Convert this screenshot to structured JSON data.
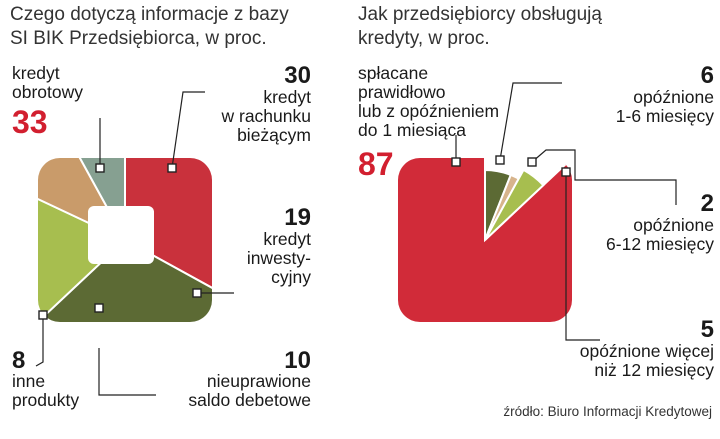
{
  "chart_data": [
    {
      "type": "pie",
      "title": "Czego dotyczą informacje z bazy SI BIK Przedsiębiorca, w proc.",
      "title_lines": [
        "Czego dotyczą informacje z bazy",
        "SI BIK Przedsiębiorca, w proc."
      ],
      "slices": [
        {
          "value": 33,
          "value_text": "33",
          "label": "kredyt obrotowy",
          "label_lines": [
            "kredyt",
            "obrotowy"
          ],
          "color": "#c9313c",
          "highlight": true
        },
        {
          "value": 30,
          "value_text": "30",
          "label": "kredyt w rachunku bieżącym",
          "label_lines": [
            "kredyt",
            "w rachunku",
            "bieżącym"
          ],
          "color": "#5c6a34"
        },
        {
          "value": 19,
          "value_text": "19",
          "label": "kredyt inwestycyjny",
          "label_lines": [
            "kredyt",
            "inwesty-",
            "cyjny"
          ],
          "color": "#a7be4f"
        },
        {
          "value": 10,
          "value_text": "10",
          "label": "nieuprawione saldo debetowe",
          "label_lines": [
            "nieuprawione",
            "saldo debetowe"
          ],
          "color": "#c99b6a"
        },
        {
          "value": 8,
          "value_text": "8",
          "label": "inne produkty",
          "label_lines": [
            "inne",
            "produkty"
          ],
          "color": "#86a091"
        }
      ]
    },
    {
      "type": "pie",
      "title": "Jak przedsiębiorcy obsługują kredyty, w proc.",
      "title_lines": [
        "Jak przedsiębiorcy obsługują",
        "kredyty, w proc."
      ],
      "slices": [
        {
          "value": 87,
          "value_text": "87",
          "label": "spłacane prawidłowo lub z opóźnieniem do 1 miesiąca",
          "label_lines": [
            "spłacane",
            "prawidłowo",
            "lub z opóźnieniem",
            "do 1 miesiąca"
          ],
          "color": "#d12b39",
          "highlight": true
        },
        {
          "value": 6,
          "value_text": "6",
          "label": "opóźnione 1-6 miesięcy",
          "label_lines": [
            "opóźnione",
            "1-6 miesięcy"
          ],
          "color": "#5c6a34"
        },
        {
          "value": 2,
          "value_text": "2",
          "label": "opóźnione 6-12 miesięcy",
          "label_lines": [
            "opóźnione",
            "6-12 miesięcy"
          ],
          "color": "#d7b48c"
        },
        {
          "value": 5,
          "value_text": "5",
          "label": "opóźnione więcej niż 12 miesięcy",
          "label_lines": [
            "opóźnione więcej",
            "niż 12 miesięcy"
          ],
          "color": "#a7be4f"
        }
      ]
    }
  ],
  "source": "źródło: Biuro Informacji Kredytowej"
}
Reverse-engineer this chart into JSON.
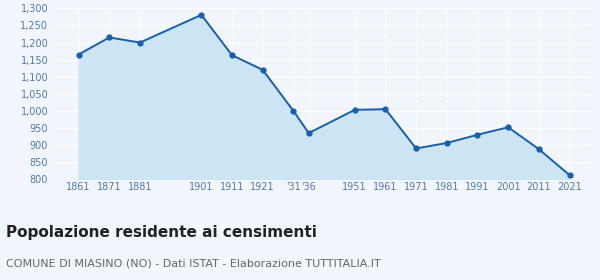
{
  "x_values": [
    1861,
    1871,
    1881,
    1901,
    1911,
    1921,
    1931,
    1936,
    1951,
    1961,
    1971,
    1981,
    1991,
    2001,
    2011,
    2021
  ],
  "y_values": [
    1165,
    1215,
    1200,
    1281,
    1163,
    1120,
    1000,
    935,
    1003,
    1005,
    890,
    906,
    930,
    952,
    888,
    812
  ],
  "x_tick_positions": [
    1861,
    1871,
    1881,
    1901,
    1911,
    1921,
    1931,
    1936,
    1951,
    1961,
    1971,
    1981,
    1991,
    2001,
    2011,
    2021
  ],
  "x_tick_labels": [
    "1861",
    "1871",
    "1881",
    "1901",
    "1911",
    "1921",
    "'31",
    "'36",
    "1951",
    "1961",
    "1971",
    "1981",
    "1991",
    "2001",
    "2011",
    "2021"
  ],
  "line_color": "#1a5fa8",
  "fill_color": "#cde4f5",
  "marker_color": "#1a5fa8",
  "background_color": "#f0f6fc",
  "grid_color": "#ffffff",
  "tick_color": "#5577aa",
  "ylim": [
    800,
    1300
  ],
  "yticks": [
    800,
    850,
    900,
    950,
    1000,
    1050,
    1100,
    1150,
    1200,
    1250,
    1300
  ],
  "xlim_left": 1852,
  "xlim_right": 2028,
  "title": "Popolazione residente ai censimenti",
  "subtitle": "COMUNE DI MIASINO (NO) - Dati ISTAT - Elaborazione TUTTITALIA.IT",
  "title_fontsize": 11,
  "subtitle_fontsize": 8
}
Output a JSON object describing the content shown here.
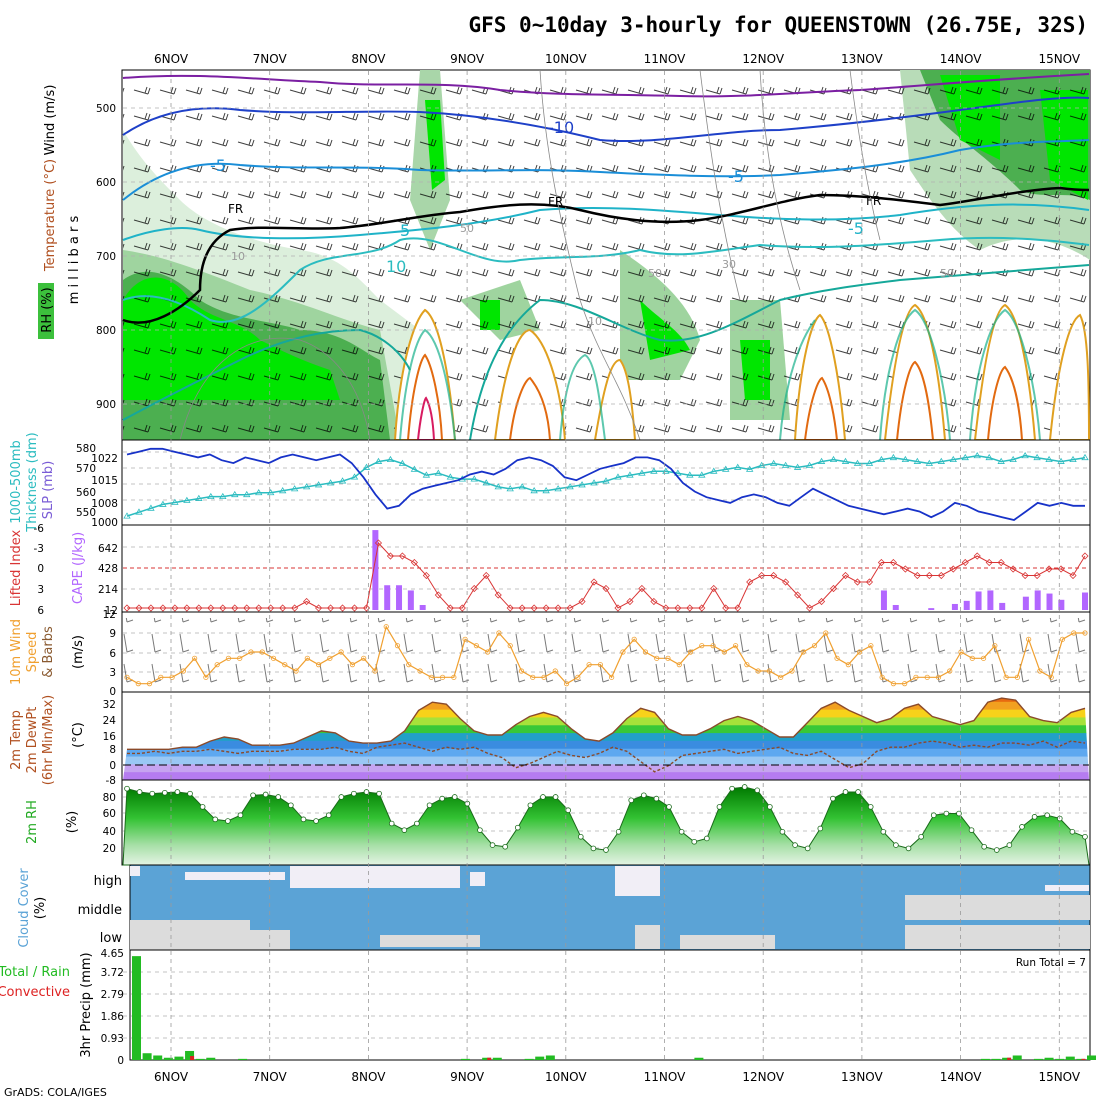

* TASK STATEMENT: All the lines above are to be given again exactly as they read, with the pictures removed.

* SOLUTION TO THIS PROBLEM:
Convert this screenshot to structured JSON data.
{
  "chart_data": [
    {
      "type": "pie",
      "title": "Czego dotyczą informacje z bazy SI BIK Przedsiębiorca, w proc.",
      "title_lines": [
        "Czego dotyczą informacje z bazy",
        "SI BIK Przedsiębiorca, w proc."
      ],
      "slices": [
        {
          "value": 33,
          "value_text": "33",
          "label": "kredyt obrotowy",
          "label_lines": [
            "kredyt",
            "obrotowy"
          ],
          "color": "#c9313c",
          "highlight": true
        },
        {
          "value": 30,
          "value_text": "30",
          "label": "kredyt w rachunku bieżącym",
          "label_lines": [
            "kredyt",
            "w rachunku",
            "bieżącym"
          ],
          "color": "#5c6a34"
        },
        {
          "value": 19,
          "value_text": "19",
          "label": "kredyt inwestycyjny",
          "label_lines": [
            "kredyt",
            "inwesty-",
            "cyjny"
          ],
          "color": "#a7be4f"
        },
        {
          "value": 10,
          "value_text": "10",
          "label": "nieuprawione saldo debetowe",
          "label_lines": [
            "nieuprawione",
            "saldo debetowe"
          ],
          "color": "#c99b6a"
        },
        {
          "value": 8,
          "value_text": "8",
          "label": "inne produkty",
          "label_lines": [
            "inne",
            "produkty"
          ],
          "color": "#86a091"
        }
      ]
    },
    {
      "type": "pie",
      "title": "Jak przedsiębiorcy obsługują kredyty, w proc.",
      "title_lines": [
        "Jak przedsiębiorcy obsługują",
        "kredyty, w proc."
      ],
      "slices": [
        {
          "value": 87,
          "value_text": "87",
          "label": "spłacane prawidłowo lub z opóźnieniem do 1 miesiąca",
          "label_lines": [
            "spłacane",
            "prawidłowo",
            "lub z opóźnieniem",
            "do 1 miesiąca"
          ],
          "color": "#d12b39",
          "highlight": true
        },
        {
          "value": 6,
          "value_text": "6",
          "label": "opóźnione 1-6 miesięcy",
          "label_lines": [
            "opóźnione",
            "1-6 miesięcy"
          ],
          "color": "#5c6a34"
        },
        {
          "value": 2,
          "value_text": "2",
          "label": "opóźnione 6-12 miesięcy",
          "label_lines": [
            "opóźnione",
            "6-12 miesięcy"
          ],
          "color": "#d7b48c"
        },
        {
          "value": 5,
          "value_text": "5",
          "label": "opóźnione więcej niż 12 miesięcy",
          "label_lines": [
            "opóźnione więcej",
            "niż 12 miesięcy"
          ],
          "color": "#a7be4f"
        }
      ]
    }
  ],
  "source": "źródło: Biuro Informacji Kredytowej"
}
Reverse-engineer this chart into JSON.
{
  "x_values": [
    1861,
    1871,
    1881,
    1901,
    1911,
    1921,
    1931,
    1936,
    1951,
    1961,
    1971,
    1981,
    1991,
    2001,
    2011,
    2021
  ],
  "y_values": [
    1165,
    1215,
    1200,
    1281,
    1163,
    1120,
    1000,
    935,
    1003,
    1005,
    890,
    906,
    930,
    952,
    888,
    812
  ],
  "x_tick_positions": [
    1861,
    1871,
    1881,
    1901,
    1911,
    1921,
    1931,
    1936,
    1951,
    1961,
    1971,
    1981,
    1991,
    2001,
    2011,
    2021
  ],
  "x_tick_labels": [
    "1861",
    "1871",
    "1881",
    "1901",
    "1911",
    "1921",
    "'31",
    "'36",
    "1951",
    "1961",
    "1971",
    "1981",
    "1991",
    "2001",
    "2011",
    "2021"
  ],
  "line_color": "#1a5fa8",
  "fill_color": "#cde4f5",
  "marker_color": "#1a5fa8",
  "background_color": "#f0f6fc",
  "grid_color": "#ffffff",
  "tick_color": "#5577aa",
  "ylim": [
    800,
    1300
  ],
  "yticks": [
    800,
    850,
    900,
    950,
    1000,
    1050,
    1100,
    1150,
    1200,
    1250,
    1300
  ],
  "xlim_left": 1852,
  "xlim_right": 2028,
  "title": "Popolazione residente ai censimenti",
  "subtitle": "COMUNE DI MIASINO (NO) - Dati ISTAT - Elaborazione TUTTITALIA.IT",
  "title_fontsize": 11,
  "subtitle_fontsize": 8
}
Output a JSON object describing the content shown here.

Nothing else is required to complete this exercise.